→ **WHAT TO DO**
Go over the entries below line by line, copying each one that contains the word "Made".

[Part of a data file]
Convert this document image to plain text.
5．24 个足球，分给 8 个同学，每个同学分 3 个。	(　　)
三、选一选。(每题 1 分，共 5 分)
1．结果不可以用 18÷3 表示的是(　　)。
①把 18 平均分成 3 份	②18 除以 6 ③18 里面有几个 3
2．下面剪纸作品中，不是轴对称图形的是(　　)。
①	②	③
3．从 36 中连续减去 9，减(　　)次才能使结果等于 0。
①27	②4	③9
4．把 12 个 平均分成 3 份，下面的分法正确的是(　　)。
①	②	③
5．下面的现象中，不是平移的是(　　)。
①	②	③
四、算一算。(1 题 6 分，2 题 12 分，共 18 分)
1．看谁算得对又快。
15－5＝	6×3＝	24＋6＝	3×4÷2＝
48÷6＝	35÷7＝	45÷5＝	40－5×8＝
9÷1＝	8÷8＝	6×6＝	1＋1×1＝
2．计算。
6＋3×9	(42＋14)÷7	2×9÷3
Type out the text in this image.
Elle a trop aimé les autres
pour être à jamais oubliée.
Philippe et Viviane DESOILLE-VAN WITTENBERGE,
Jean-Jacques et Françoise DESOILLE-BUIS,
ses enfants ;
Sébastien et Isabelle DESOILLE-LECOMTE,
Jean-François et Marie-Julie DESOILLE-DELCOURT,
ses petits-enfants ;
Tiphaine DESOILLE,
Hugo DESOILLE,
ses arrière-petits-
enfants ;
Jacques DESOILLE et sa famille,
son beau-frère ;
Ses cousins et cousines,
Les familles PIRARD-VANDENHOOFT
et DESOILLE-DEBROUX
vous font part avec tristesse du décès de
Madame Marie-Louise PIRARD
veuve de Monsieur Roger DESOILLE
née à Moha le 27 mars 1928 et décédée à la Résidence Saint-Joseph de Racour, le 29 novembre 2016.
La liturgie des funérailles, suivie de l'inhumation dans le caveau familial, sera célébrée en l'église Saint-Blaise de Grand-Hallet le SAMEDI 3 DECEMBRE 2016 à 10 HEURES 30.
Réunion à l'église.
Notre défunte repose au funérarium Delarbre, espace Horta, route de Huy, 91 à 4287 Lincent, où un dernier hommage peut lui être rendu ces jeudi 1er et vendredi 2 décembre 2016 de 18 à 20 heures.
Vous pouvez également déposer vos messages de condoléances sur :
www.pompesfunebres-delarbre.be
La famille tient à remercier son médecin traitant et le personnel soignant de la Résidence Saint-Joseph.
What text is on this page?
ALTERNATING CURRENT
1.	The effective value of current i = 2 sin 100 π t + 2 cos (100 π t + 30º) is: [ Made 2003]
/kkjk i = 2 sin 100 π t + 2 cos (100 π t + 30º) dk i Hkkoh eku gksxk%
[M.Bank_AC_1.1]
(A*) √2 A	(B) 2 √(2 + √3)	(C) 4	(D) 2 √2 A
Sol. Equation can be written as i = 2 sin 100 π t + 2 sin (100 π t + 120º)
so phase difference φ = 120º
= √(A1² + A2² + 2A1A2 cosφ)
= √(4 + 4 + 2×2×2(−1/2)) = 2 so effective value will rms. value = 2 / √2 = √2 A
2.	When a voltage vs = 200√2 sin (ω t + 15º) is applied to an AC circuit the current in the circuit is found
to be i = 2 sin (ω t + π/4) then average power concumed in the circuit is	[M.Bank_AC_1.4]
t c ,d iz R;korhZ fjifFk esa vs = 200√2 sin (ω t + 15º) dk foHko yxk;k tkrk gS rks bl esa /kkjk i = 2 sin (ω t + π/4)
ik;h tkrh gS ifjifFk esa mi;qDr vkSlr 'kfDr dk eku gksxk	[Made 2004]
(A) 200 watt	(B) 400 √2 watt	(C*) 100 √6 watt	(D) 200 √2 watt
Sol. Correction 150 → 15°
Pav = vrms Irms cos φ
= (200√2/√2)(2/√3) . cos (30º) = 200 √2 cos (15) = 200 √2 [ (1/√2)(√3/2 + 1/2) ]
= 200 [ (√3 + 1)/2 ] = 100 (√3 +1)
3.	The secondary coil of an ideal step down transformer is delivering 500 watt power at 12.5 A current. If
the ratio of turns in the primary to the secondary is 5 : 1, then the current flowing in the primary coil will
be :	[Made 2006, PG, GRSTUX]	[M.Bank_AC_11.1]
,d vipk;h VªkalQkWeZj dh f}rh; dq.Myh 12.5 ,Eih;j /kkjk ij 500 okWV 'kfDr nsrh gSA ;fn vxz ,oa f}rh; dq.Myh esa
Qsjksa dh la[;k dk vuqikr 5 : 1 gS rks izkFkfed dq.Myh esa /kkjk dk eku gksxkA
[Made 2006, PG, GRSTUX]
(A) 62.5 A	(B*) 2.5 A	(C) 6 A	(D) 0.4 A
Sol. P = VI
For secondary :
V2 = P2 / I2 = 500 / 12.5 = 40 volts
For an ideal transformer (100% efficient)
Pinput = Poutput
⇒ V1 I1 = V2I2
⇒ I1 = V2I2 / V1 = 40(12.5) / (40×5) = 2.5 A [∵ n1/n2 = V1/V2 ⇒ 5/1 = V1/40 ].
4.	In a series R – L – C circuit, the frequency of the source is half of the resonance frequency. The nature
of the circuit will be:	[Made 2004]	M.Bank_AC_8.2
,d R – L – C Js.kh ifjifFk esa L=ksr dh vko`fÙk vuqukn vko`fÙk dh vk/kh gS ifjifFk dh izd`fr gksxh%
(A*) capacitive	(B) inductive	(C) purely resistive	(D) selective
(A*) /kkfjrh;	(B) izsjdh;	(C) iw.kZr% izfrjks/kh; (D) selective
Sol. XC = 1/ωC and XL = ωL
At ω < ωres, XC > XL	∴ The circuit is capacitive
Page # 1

→ **RESPONSE**
1.	The effective value of current i = 2 sin 100 π t + 2 cos (100 π t + 30º) is: [ Made 2003]
ik;h tkrh gS ifjifFk esa mi;qDr vkSlr 'kfDr dk eku gksxk	[Made 2004]
be :	[Made 2006, PG, GRSTUX]	[M.Bank_AC_11.1]
[Made 2006, PG, GRSTUX]
of the circuit will be:	[Made 2004]	M.Bank_AC_8.2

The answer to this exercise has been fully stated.